What to do
Print verbatim every line starting at the one that contains "Give me a plain-text" and ending at the final line of the records; include both endpoints.

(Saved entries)
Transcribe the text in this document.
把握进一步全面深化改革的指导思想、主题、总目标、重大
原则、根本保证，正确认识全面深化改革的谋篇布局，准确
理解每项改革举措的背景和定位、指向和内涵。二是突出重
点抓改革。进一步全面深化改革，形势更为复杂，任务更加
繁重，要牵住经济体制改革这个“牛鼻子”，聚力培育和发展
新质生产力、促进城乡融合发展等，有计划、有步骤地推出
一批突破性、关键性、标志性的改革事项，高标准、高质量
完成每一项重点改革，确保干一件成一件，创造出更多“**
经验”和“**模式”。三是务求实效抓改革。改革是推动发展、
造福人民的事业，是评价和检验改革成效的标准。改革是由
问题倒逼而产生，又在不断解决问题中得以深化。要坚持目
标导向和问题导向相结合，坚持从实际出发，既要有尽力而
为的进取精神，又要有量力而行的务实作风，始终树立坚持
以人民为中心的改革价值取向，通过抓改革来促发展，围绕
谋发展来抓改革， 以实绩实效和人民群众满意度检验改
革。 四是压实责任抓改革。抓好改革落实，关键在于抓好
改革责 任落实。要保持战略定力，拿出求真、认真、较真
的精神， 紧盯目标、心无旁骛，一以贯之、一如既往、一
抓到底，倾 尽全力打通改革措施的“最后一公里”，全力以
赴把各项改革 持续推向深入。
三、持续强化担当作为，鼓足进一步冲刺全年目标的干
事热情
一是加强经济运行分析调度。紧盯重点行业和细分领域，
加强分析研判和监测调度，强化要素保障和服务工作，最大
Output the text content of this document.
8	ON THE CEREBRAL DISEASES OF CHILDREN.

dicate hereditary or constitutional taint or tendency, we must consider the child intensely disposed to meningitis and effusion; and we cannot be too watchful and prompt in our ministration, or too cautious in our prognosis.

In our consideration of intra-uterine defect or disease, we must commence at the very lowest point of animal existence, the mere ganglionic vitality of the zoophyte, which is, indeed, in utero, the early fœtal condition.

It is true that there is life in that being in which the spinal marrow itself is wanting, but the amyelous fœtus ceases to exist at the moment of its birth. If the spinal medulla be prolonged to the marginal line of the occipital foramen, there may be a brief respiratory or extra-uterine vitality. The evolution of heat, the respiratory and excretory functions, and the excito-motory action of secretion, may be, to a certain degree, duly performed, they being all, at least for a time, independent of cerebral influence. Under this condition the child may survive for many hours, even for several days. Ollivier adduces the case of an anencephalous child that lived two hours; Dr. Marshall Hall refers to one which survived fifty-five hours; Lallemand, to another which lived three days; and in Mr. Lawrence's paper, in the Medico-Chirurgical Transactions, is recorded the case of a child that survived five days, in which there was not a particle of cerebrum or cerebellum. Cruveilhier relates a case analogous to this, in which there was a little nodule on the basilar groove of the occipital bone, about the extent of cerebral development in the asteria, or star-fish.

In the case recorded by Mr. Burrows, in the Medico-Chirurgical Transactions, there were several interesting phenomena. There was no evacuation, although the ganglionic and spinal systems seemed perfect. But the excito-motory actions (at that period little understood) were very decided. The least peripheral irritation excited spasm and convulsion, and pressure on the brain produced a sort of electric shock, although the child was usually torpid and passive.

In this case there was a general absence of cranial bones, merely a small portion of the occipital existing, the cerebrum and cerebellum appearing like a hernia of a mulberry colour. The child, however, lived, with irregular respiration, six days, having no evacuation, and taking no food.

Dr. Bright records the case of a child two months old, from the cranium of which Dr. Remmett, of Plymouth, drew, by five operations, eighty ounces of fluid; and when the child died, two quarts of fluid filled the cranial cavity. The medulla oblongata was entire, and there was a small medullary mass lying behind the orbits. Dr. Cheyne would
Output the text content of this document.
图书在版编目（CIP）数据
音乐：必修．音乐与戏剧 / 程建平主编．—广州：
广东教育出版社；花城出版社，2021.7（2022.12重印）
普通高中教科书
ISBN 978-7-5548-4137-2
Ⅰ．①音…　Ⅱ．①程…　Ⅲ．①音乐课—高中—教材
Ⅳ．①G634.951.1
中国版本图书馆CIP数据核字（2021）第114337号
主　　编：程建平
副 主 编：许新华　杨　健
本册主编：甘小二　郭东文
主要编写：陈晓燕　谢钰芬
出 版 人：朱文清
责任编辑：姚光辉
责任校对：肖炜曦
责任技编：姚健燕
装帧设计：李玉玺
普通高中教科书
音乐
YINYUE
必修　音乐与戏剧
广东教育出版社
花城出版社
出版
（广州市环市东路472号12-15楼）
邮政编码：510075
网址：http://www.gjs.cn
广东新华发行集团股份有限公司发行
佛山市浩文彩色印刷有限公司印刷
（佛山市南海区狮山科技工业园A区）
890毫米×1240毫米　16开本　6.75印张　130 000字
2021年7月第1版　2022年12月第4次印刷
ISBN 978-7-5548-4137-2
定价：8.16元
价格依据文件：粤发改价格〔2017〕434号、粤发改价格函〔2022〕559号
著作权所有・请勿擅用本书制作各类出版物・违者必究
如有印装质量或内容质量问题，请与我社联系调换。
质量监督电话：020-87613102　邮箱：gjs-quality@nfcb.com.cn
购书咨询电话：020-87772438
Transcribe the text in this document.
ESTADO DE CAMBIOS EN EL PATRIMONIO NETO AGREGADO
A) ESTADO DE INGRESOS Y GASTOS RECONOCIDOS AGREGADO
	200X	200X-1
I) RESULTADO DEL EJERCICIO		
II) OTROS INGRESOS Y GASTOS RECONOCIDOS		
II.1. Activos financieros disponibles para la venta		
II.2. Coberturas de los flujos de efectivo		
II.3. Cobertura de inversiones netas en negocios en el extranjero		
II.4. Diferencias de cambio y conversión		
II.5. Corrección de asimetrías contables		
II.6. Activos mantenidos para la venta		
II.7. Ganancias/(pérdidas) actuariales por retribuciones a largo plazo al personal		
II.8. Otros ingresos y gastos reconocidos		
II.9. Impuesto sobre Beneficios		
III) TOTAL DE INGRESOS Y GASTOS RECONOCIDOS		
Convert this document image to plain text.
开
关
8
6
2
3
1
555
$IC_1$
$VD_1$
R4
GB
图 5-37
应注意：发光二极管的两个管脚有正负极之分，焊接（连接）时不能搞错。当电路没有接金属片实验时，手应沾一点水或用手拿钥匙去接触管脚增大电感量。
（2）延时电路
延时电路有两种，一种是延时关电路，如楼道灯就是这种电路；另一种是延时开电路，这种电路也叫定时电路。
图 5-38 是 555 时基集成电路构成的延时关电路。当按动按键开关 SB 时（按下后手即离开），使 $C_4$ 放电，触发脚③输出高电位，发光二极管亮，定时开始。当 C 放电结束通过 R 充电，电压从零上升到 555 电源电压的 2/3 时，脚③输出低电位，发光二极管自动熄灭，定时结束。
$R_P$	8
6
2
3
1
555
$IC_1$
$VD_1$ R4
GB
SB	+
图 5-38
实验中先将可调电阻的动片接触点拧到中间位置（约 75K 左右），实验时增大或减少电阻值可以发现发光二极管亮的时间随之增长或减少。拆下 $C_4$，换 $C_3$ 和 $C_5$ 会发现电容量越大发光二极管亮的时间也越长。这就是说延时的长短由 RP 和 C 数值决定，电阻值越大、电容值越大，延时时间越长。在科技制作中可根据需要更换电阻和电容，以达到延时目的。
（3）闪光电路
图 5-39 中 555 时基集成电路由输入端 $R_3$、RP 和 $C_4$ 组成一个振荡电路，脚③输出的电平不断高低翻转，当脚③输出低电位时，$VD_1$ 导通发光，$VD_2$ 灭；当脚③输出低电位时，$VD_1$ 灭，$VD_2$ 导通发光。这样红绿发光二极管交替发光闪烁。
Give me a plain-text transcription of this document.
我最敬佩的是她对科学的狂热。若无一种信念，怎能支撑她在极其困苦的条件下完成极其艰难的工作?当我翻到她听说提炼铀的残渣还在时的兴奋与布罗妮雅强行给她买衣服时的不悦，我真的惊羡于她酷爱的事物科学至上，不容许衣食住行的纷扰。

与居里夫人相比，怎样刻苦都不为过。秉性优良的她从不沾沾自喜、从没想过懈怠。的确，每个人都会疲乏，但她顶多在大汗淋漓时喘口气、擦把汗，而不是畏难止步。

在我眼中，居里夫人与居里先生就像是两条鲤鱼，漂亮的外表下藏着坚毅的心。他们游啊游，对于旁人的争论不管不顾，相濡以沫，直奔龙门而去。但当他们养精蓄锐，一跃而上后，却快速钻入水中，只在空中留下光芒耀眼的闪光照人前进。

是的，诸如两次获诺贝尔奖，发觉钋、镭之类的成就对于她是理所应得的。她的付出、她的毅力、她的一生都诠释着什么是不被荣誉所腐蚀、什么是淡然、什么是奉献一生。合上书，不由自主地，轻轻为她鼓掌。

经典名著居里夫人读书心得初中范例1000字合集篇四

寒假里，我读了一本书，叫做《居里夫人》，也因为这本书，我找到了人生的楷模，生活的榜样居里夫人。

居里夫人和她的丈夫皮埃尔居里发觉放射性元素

Task solution
Give me a plain-text transcription of this document.
我最敬佩的是她对科学的狂热。若无一种信念，怎能支撑她在极其困苦的条件下完成极其艰难的工作?当我翻到她听说提炼铀的残渣还在时的兴奋与布罗妮雅强行给她买衣服时的不悦，我真的惊羡于她酷爱的事物科学至上，不容许衣食住行的纷扰。

与居里夫人相比，怎样刻苦都不为过。秉性优良的她从不沾沾自喜、从没想过懈怠。的确，每个人都会疲乏，但她顶多在大汗淋漓时喘口气、擦把汗，而不是畏难止步。

在我眼中，居里夫人与居里先生就像是两条鲤鱼，漂亮的外表下藏着坚毅的心。他们游啊游，对于旁人的争论不管不顾，相濡以沫，直奔龙门而去。但当他们养精蓄锐，一跃而上后，却快速钻入水中，只在空中留下光芒耀眼的闪光照人前进。

是的，诸如两次获诺贝尔奖，发觉钋、镭之类的成就对于她是理所应得的。她的付出、她的毅力、她的一生都诠释着什么是不被荣誉所腐蚀、什么是淡然、什么是奉献一生。合上书，不由自主地，轻轻为她鼓掌。

经典名著居里夫人读书心得初中范例1000字合集篇四

寒假里，我读了一本书，叫做《居里夫人》，也因为这本书，我找到了人生的楷模，生活的榜样居里夫人。

居里夫人和她的丈夫皮埃尔居里发觉放射性元素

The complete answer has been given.